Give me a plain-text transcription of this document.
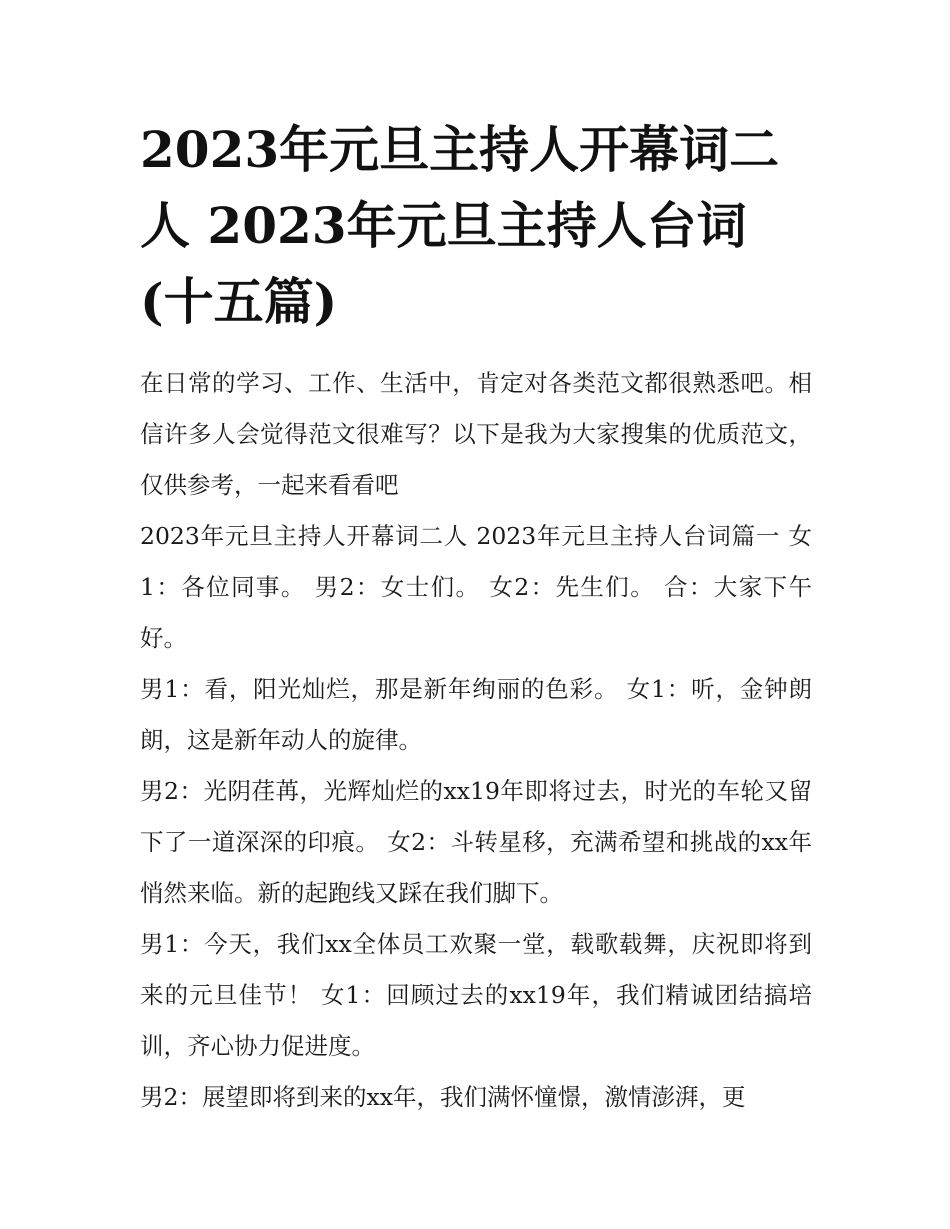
2023年元旦主持人开幕词二人 2023年元旦主持人台词(十五篇)

在日常的学习、工作、生活中，肯定对各类范文都很熟悉吧。相信许多人会觉得范文很难写？以下是我为大家搜集的优质范文，仅供参考，一起来看看吧

2023年元旦主持人开幕词二人 2023年元旦主持人台词篇一 女1：各位同事。 男2：女士们。 女2：先生们。 合：大家下午好。

男1：看，阳光灿烂，那是新年绚丽的色彩。 女1：听，金钟朗朗，这是新年动人的旋律。

男2：光阴荏苒，光辉灿烂的xx19年即将过去，时光的车轮又留下了一道深深的印痕。 女2：斗转星移，充满希望和挑战的xx年悄然来临。新的起跑线又踩在我们脚下。

男1：今天，我们xx全体员工欢聚一堂，载歌载舞，庆祝即将到来的元旦佳节！ 女1：回顾过去的xx19年，我们精诚团结搞培训，齐心协力促进度。

男2：展望即将到来的xx年，我们满怀憧憬，激情澎湃，更
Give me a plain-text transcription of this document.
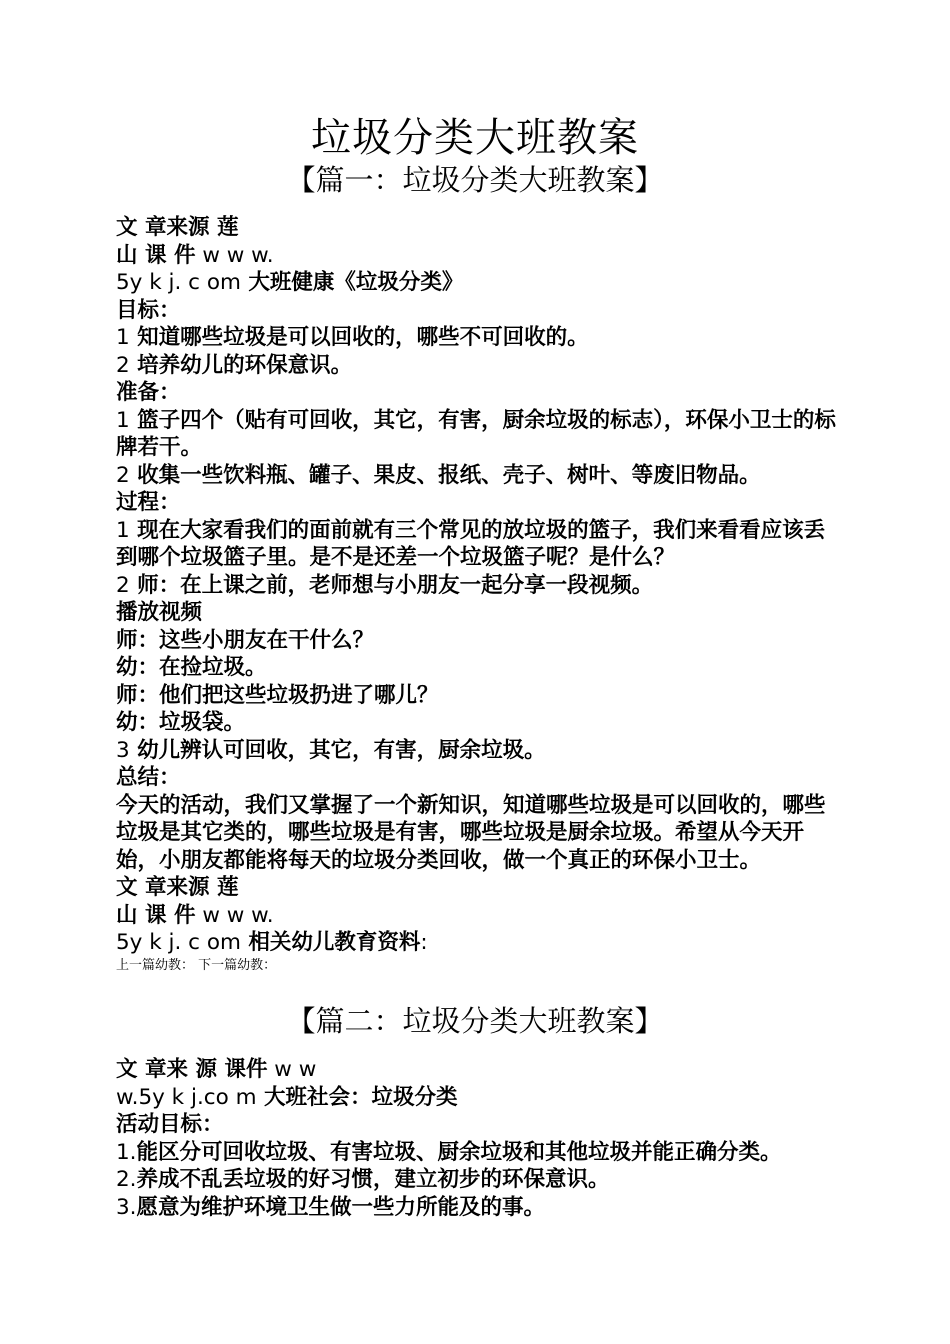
垃圾分类大班教案
【篇一：垃圾分类大班教案】
文 章来源 莲
山 课 件 w w w.
5y k j. c om 大班健康《垃圾分类》
目标：
1 知道哪些垃圾是可以回收的，哪些不可回收的。
2 培养幼儿的环保意识。
准备：
1 篮子四个（贴有可回收，其它，有害，厨余垃圾的标志），环保小卫士的标牌若干。
2 收集一些饮料瓶、罐子、果皮、报纸、壳子、树叶、等废旧物品。
过程：
1 现在大家看我们的面前就有三个常见的放垃圾的篮子，我们来看看应该丢到哪个垃圾篮子里。是不是还差一个垃圾篮子呢？是什么？
2 师：在上课之前，老师想与小朋友一起分享一段视频。
播放视频
师：这些小朋友在干什么？
幼：在捡垃圾。
师：他们把这些垃圾扔进了哪儿？
幼：垃圾袋。
3 幼儿辨认可回收，其它，有害，厨余垃圾。
总结：
今天的活动，我们又掌握了一个新知识，知道哪些垃圾是可以回收的，哪些垃圾是其它类的，哪些垃圾是有害，哪些垃圾是厨余垃圾。希望从今天开始，小朋友都能将每天的垃圾分类回收，做一个真正的环保小卫士。
文 章来源 莲
山 课 件 w w w.
5y k j. c om 相关幼儿教育资料:
上一篇幼教： 下一篇幼教：
【篇二：垃圾分类大班教案】
文 章来 源 课件 w w
w.5y k j.co m 大班社会：垃圾分类
活动目标：
1.能区分可回收垃圾、有害垃圾、厨余垃圾和其他垃圾并能正确分类。
2.养成不乱丢垃圾的好习惯，建立初步的环保意识。
3.愿意为维护环境卫生做一些力所能及的事。
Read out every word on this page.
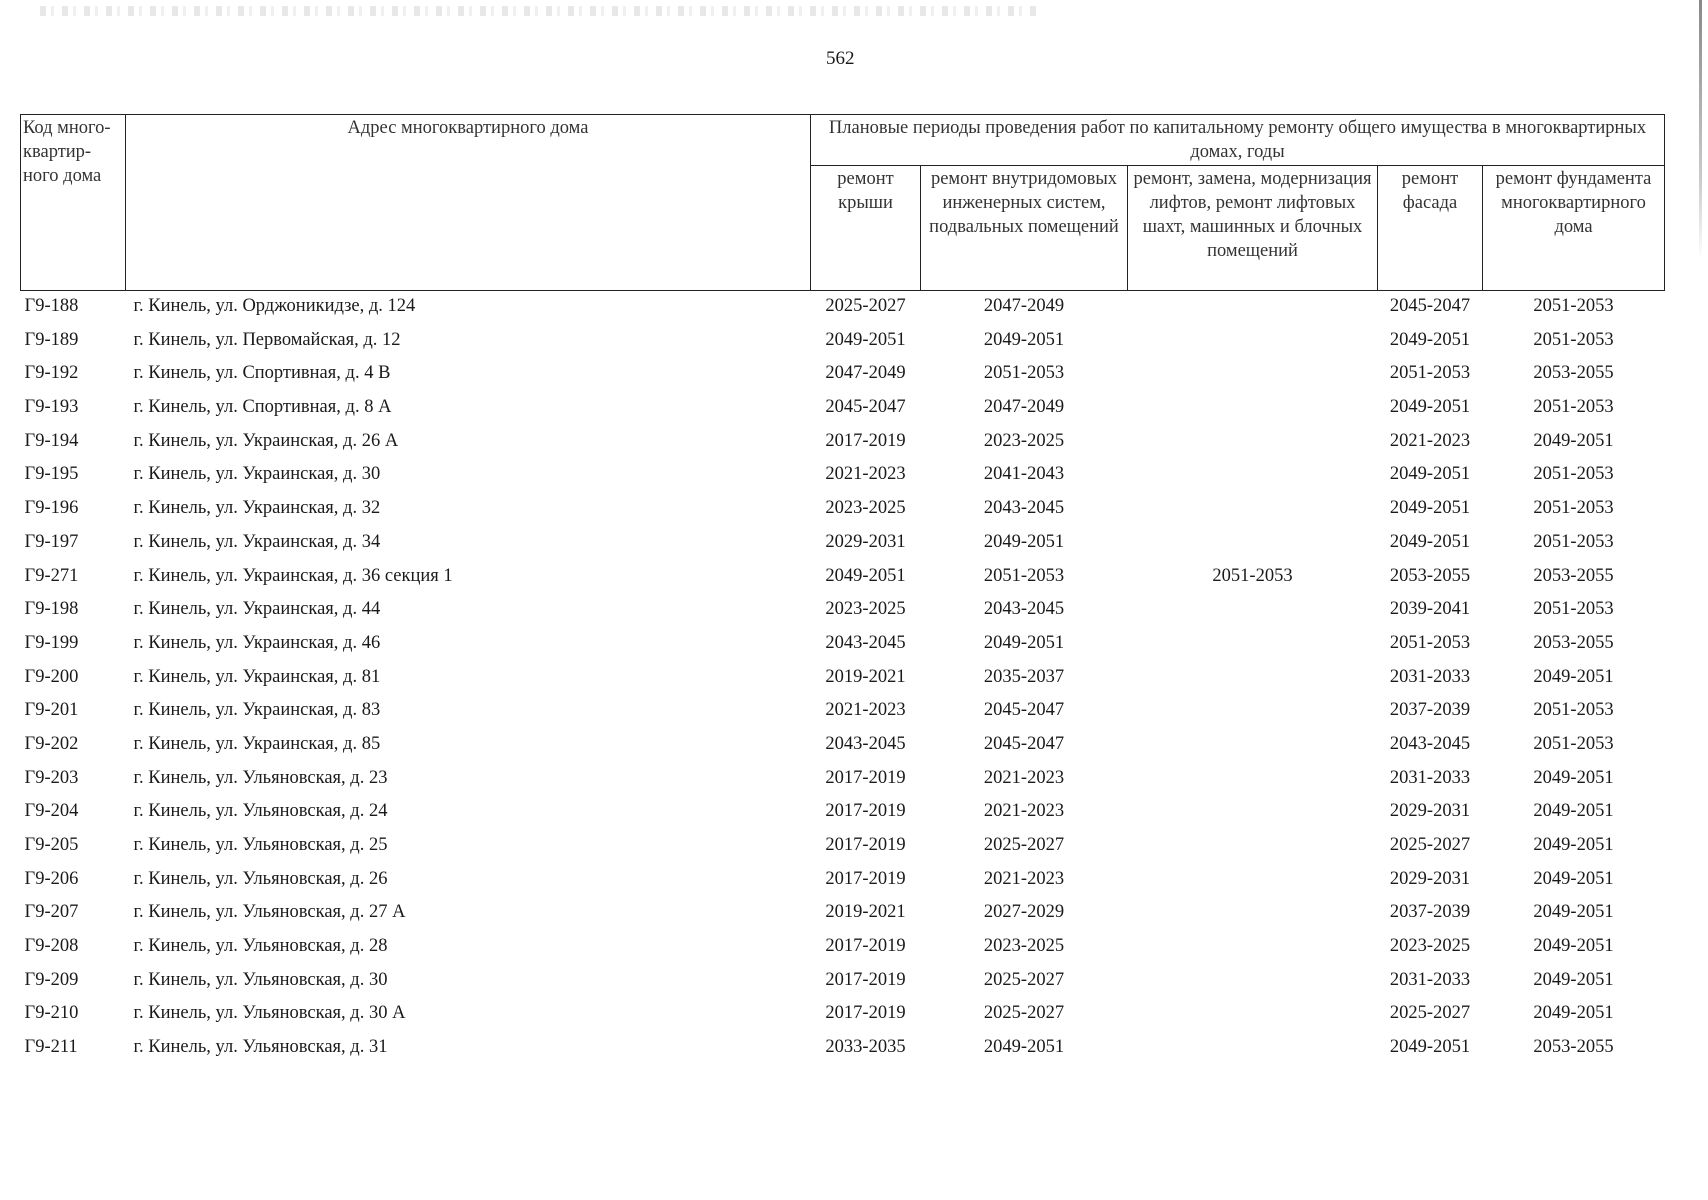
562
Код много-квартир-ного дома	Адрес многоквартирного дома	Плановые периоды проведения работ по капитальному ремонту общего имущества в многоквартирных домах, годы				
		ремонт крыши	ремонт внутридомовых инженерных систем, подвальных помещений	ремонт, замена, модернизация лифтов, ремонт лифтовых шахт, машинных и блочных помещений	ремонт фасада	ремонт фундамента многоквартирного дома
Г9-188	г. Кинель, ул. Орджоникидзе, д. 124	2025-2027	2047-2049		2045-2047	2051-2053
Г9-189	г. Кинель, ул. Первомайская, д. 12	2049-2051	2049-2051		2049-2051	2051-2053
Г9-192	г. Кинель, ул. Спортивная, д. 4 В	2047-2049	2051-2053		2051-2053	2053-2055
Г9-193	г. Кинель, ул. Спортивная, д. 8 А	2045-2047	2047-2049		2049-2051	2051-2053
Г9-194	г. Кинель, ул. Украинская, д. 26 А	2017-2019	2023-2025		2021-2023	2049-2051
Г9-195	г. Кинель, ул. Украинская, д. 30	2021-2023	2041-2043		2049-2051	2051-2053
Г9-196	г. Кинель, ул. Украинская, д. 32	2023-2025	2043-2045		2049-2051	2051-2053
Г9-197	г. Кинель, ул. Украинская, д. 34	2029-2031	2049-2051		2049-2051	2051-2053
Г9-271	г. Кинель, ул. Украинская, д. 36 секция 1	2049-2051	2051-2053	2051-2053	2053-2055	2053-2055
Г9-198	г. Кинель, ул. Украинская, д. 44	2023-2025	2043-2045		2039-2041	2051-2053
Г9-199	г. Кинель, ул. Украинская, д. 46	2043-2045	2049-2051		2051-2053	2053-2055
Г9-200	г. Кинель, ул. Украинская, д. 81	2019-2021	2035-2037		2031-2033	2049-2051
Г9-201	г. Кинель, ул. Украинская, д. 83	2021-2023	2045-2047		2037-2039	2051-2053
Г9-202	г. Кинель, ул. Украинская, д. 85	2043-2045	2045-2047		2043-2045	2051-2053
Г9-203	г. Кинель, ул. Ульяновская, д. 23	2017-2019	2021-2023		2031-2033	2049-2051
Г9-204	г. Кинель, ул. Ульяновская, д. 24	2017-2019	2021-2023		2029-2031	2049-2051
Г9-205	г. Кинель, ул. Ульяновская, д. 25	2017-2019	2025-2027		2025-2027	2049-2051
Г9-206	г. Кинель, ул. Ульяновская, д. 26	2017-2019	2021-2023		2029-2031	2049-2051
Г9-207	г. Кинель, ул. Ульяновская, д. 27 А	2019-2021	2027-2029		2037-2039	2049-2051
Г9-208	г. Кинель, ул. Ульяновская, д. 28	2017-2019	2023-2025		2023-2025	2049-2051
Г9-209	г. Кинель, ул. Ульяновская, д. 30	2017-2019	2025-2027		2031-2033	2049-2051
Г9-210	г. Кинель, ул. Ульяновская, д. 30 А	2017-2019	2025-2027		2025-2027	2049-2051
Г9-211	г. Кинель, ул. Ульяновская, д. 31	2033-2035	2049-2051		2049-2051	2053-2055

**SHORT PROBLEM**
Pull out every line in the data above that has the word "многоквартирного".

**EXPECTED ANSWER**
Код много-квартир-ного дома	Адрес многоквартирного дома	Плановые периоды проведения работ по капитальному ремонту общего имущества в многоквартирных домах, годы				
		ремонт крыши	ремонт внутридомовых инженерных систем, подвальных помещений	ремонт, замена, модернизация лифтов, ремонт лифтовых шахт, машинных и блочных помещений	ремонт фасада	ремонт фундамента многоквартирного дома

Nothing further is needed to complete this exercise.